Prompt —
Output the material beneath exactly, leaving nothing out.

Records shown —
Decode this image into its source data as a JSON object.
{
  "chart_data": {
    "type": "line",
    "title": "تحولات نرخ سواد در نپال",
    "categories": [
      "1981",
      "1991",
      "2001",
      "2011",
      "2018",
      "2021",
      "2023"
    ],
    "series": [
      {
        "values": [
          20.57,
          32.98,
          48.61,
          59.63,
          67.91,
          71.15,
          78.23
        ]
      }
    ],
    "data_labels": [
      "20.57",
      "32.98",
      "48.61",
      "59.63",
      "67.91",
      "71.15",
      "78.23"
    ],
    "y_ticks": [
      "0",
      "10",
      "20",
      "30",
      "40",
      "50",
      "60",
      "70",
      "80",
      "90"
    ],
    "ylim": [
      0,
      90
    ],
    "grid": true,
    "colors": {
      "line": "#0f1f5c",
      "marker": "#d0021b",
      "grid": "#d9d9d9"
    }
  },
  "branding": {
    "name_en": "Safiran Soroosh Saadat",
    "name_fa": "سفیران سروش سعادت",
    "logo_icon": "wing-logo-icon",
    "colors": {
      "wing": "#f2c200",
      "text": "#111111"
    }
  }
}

Written response —
Decode this image into its source data as a JSON object.
{
  "chart_data": {
    "type": "line",
    "title": "تحولات نرخ سواد در نپال",
    "categories": [
      "1981",
      "1991",
      "2001",
      "2011",
      "2018",
      "2021",
      "2023"
    ],
    "series": [
      {
        "values": [
          20.57,
          32.98,
          48.61,
          59.63,
          67.91,
          71.15,
          78.23
        ]
      }
    ],
    "data_labels": [
      "20.57",
      "32.98",
      "48.61",
      "59.63",
      "67.91",
      "71.15",
      "78.23"
    ],
    "y_ticks": [
      "0",
      "10",
      "20",
      "30",
      "40",
      "50",
      "60",
      "70",
      "80",
      "90"
    ],
    "ylim": [
      0,
      90
    ],
    "grid": true,
    "colors": {
      "line": "#0f1f5c",
      "marker": "#d0021b",
      "grid": "#d9d9d9"
    }
  },
  "branding": {
    "name_en": "Safiran Soroosh Saadat",
    "name_fa": "سفیران سروش سعادت",
    "logo_icon": "wing-logo-icon",
    "colors": {
      "wing": "#f2c200",
      "text": "#111111"
    }
  }
}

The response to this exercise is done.